[Data entries]

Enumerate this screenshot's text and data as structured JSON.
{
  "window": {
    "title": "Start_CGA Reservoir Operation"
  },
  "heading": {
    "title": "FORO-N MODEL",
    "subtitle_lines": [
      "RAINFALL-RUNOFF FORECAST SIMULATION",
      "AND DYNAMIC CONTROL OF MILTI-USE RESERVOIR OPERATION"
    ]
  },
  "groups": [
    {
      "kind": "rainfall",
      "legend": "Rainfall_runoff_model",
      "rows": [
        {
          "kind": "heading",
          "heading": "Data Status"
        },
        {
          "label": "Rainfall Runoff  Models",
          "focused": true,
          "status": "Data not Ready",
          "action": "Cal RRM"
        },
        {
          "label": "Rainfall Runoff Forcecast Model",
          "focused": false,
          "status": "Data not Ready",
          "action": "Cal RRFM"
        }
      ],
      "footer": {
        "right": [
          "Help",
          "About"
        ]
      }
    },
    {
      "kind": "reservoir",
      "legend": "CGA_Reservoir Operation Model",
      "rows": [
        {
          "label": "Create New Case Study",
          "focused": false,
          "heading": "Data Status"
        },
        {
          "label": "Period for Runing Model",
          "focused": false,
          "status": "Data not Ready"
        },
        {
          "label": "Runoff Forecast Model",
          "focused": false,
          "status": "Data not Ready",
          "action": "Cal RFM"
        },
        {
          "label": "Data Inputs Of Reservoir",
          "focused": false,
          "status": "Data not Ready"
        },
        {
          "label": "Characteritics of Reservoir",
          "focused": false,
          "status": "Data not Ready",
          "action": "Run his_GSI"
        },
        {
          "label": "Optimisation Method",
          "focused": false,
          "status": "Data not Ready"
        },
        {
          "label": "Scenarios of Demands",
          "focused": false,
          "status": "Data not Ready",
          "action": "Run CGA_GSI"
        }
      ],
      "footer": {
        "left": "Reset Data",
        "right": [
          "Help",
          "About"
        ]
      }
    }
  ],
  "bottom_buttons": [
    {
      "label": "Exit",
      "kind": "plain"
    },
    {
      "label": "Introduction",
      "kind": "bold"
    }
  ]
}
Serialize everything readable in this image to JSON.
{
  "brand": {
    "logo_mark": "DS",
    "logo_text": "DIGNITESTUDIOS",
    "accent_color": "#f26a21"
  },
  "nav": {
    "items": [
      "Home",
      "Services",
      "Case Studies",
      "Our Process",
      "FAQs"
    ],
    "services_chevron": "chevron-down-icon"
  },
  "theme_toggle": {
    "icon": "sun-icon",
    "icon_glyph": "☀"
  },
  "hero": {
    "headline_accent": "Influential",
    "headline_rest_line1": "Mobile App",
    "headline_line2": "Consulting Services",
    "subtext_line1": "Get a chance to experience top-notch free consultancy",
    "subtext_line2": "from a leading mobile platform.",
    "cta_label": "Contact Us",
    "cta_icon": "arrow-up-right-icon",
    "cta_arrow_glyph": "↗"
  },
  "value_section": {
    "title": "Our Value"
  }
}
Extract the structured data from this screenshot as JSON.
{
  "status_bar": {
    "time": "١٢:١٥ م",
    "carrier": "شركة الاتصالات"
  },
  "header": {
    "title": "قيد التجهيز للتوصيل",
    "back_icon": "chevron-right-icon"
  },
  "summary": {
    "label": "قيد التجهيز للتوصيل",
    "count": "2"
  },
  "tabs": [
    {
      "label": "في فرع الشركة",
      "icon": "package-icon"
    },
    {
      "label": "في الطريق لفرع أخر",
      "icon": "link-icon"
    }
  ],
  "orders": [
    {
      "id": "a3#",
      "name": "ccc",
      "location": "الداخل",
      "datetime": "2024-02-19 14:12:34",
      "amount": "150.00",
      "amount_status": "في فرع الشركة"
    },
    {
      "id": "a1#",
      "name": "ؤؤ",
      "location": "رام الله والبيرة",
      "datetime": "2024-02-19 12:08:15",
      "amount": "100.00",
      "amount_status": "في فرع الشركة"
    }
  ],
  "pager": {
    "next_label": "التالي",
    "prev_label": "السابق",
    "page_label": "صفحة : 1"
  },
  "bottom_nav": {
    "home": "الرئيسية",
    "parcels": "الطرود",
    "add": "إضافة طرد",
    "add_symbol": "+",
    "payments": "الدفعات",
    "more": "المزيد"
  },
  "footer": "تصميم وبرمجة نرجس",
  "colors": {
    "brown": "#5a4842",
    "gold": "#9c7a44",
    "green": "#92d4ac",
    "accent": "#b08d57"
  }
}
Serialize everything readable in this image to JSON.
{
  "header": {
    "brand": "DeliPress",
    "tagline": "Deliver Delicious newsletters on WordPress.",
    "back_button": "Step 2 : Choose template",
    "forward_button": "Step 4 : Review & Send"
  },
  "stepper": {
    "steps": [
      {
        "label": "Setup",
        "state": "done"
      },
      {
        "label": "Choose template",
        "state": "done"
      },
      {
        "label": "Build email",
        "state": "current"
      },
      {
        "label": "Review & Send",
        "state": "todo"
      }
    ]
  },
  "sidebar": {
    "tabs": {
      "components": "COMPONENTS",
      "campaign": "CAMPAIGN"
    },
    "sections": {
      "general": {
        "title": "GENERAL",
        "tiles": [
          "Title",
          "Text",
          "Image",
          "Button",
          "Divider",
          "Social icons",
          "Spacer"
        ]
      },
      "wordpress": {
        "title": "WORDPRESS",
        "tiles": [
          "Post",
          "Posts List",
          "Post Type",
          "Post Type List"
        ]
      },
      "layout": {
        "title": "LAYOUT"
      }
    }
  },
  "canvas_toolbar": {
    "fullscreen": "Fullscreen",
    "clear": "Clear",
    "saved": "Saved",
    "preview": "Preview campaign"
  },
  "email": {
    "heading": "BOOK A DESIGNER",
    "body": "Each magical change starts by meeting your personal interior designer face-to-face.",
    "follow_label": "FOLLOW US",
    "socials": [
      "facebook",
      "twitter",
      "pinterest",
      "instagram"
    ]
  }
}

● Direction: Quote the data in full, keeping each word unchanged.

● Solution to this exercise:
Enumerate this screenshot's text and data as structured JSON.
{
  "window": {
    "title": "Start_CGA Reservoir Operation"
  },
  "heading": {
    "title": "FORO-N MODEL",
    "subtitle_lines": [
      "RAINFALL-RUNOFF FORECAST SIMULATION",
      "AND DYNAMIC CONTROL OF MILTI-USE RESERVOIR OPERATION"
    ]
  },
  "groups": [
    {
      "kind": "rainfall",
      "legend": "Rainfall_runoff_model",
      "rows": [
        {
          "kind": "heading",
          "heading": "Data Status"
        },
        {
          "label": "Rainfall Runoff  Models",
          "focused": true,
          "status": "Data not Ready",
          "action": "Cal RRM"
        },
        {
          "label": "Rainfall Runoff Forcecast Model",
          "focused": false,
          "status": "Data not Ready",
          "action": "Cal RRFM"
        }
      ],
      "footer": {
        "right": [
          "Help",
          "About"
        ]
      }
    },
    {
      "kind": "reservoir",
      "legend": "CGA_Reservoir Operation Model",
      "rows": [
        {
          "label": "Create New Case Study",
          "focused": false,
          "heading": "Data Status"
        },
        {
          "label": "Period for Runing Model",
          "focused": false,
          "status": "Data not Ready"
        },
        {
          "label": "Runoff Forecast Model",
          "focused": false,
          "status": "Data not Ready",
          "action": "Cal RFM"
        },
        {
          "label": "Data Inputs Of Reservoir",
          "focused": false,
          "status": "Data not Ready"
        },
        {
          "label": "Characteritics of Reservoir",
          "focused": false,
          "status": "Data not Ready",
          "action": "Run his_GSI"
        },
        {
          "label": "Optimisation Method",
          "focused": false,
          "status": "Data not Ready"
        },
        {
          "label": "Scenarios of Demands",
          "focused": false,
          "status": "Data not Ready",
          "action": "Run CGA_GSI"
        }
      ],
      "footer": {
        "left": "Reset Data",
        "right": [
          "Help",
          "About"
        ]
      }
    }
  ],
  "bottom_buttons": [
    {
      "label": "Exit",
      "kind": "plain"
    },
    {
      "label": "Introduction",
      "kind": "bold"
    }
  ]
}
Serialize everything readable in this image to JSON.
{
  "brand": {
    "logo_mark": "DS",
    "logo_text": "DIGNITESTUDIOS",
    "accent_color": "#f26a21"
  },
  "nav": {
    "items": [
      "Home",
      "Services",
      "Case Studies",
      "Our Process",
      "FAQs"
    ],
    "services_chevron": "chevron-down-icon"
  },
  "theme_toggle": {
    "icon": "sun-icon",
    "icon_glyph": "☀"
  },
  "hero": {
    "headline_accent": "Influential",
    "headline_rest_line1": "Mobile App",
    "headline_line2": "Consulting Services",
    "subtext_line1": "Get a chance to experience top-notch free consultancy",
    "subtext_line2": "from a leading mobile platform.",
    "cta_label": "Contact Us",
    "cta_icon": "arrow-up-right-icon",
    "cta_arrow_glyph": "↗"
  },
  "value_section": {
    "title": "Our Value"
  }
}
Extract the structured data from this screenshot as JSON.
{
  "status_bar": {
    "time": "١٢:١٥ م",
    "carrier": "شركة الاتصالات"
  },
  "header": {
    "title": "قيد التجهيز للتوصيل",
    "back_icon": "chevron-right-icon"
  },
  "summary": {
    "label": "قيد التجهيز للتوصيل",
    "count": "2"
  },
  "tabs": [
    {
      "label": "في فرع الشركة",
      "icon": "package-icon"
    },
    {
      "label": "في الطريق لفرع أخر",
      "icon": "link-icon"
    }
  ],
  "orders": [
    {
      "id": "a3#",
      "name": "ccc",
      "location": "الداخل",
      "datetime": "2024-02-19 14:12:34",
      "amount": "150.00",
      "amount_status": "في فرع الشركة"
    },
    {
      "id": "a1#",
      "name": "ؤؤ",
      "location": "رام الله والبيرة",
      "datetime": "2024-02-19 12:08:15",
      "amount": "100.00",
      "amount_status": "في فرع الشركة"
    }
  ],
  "pager": {
    "next_label": "التالي",
    "prev_label": "السابق",
    "page_label": "صفحة : 1"
  },
  "bottom_nav": {
    "home": "الرئيسية",
    "parcels": "الطرود",
    "add": "إضافة طرد",
    "add_symbol": "+",
    "payments": "الدفعات",
    "more": "المزيد"
  },
  "footer": "تصميم وبرمجة نرجس",
  "colors": {
    "brown": "#5a4842",
    "gold": "#9c7a44",
    "green": "#92d4ac",
    "accent": "#b08d57"
  }
}
Serialize everything readable in this image to JSON.
{
  "header": {
    "brand": "DeliPress",
    "tagline": "Deliver Delicious newsletters on WordPress.",
    "back_button": "Step 2 : Choose template",
    "forward_button": "Step 4 : Review & Send"
  },
  "stepper": {
    "steps": [
      {
        "label": "Setup",
        "state": "done"
      },
      {
        "label": "Choose template",
        "state": "done"
      },
      {
        "label": "Build email",
        "state": "current"
      },
      {
        "label": "Review & Send",
        "state": "todo"
      }
    ]
  },
  "sidebar": {
    "tabs": {
      "components": "COMPONENTS",
      "campaign": "CAMPAIGN"
    },
    "sections": {
      "general": {
        "title": "GENERAL",
        "tiles": [
          "Title",
          "Text",
          "Image",
          "Button",
          "Divider",
          "Social icons",
          "Spacer"
        ]
      },
      "wordpress": {
        "title": "WORDPRESS",
        "tiles": [
          "Post",
          "Posts List",
          "Post Type",
          "Post Type List"
        ]
      },
      "layout": {
        "title": "LAYOUT"
      }
    }
  },
  "canvas_toolbar": {
    "fullscreen": "Fullscreen",
    "clear": "Clear",
    "saved": "Saved",
    "preview": "Preview campaign"
  },
  "email": {
    "heading": "BOOK A DESIGNER",
    "body": "Each magical change starts by meeting your personal interior designer face-to-face.",
    "follow_label": "FOLLOW US",
    "socials": [
      "facebook",
      "twitter",
      "pinterest",
      "instagram"
    ]
  }
}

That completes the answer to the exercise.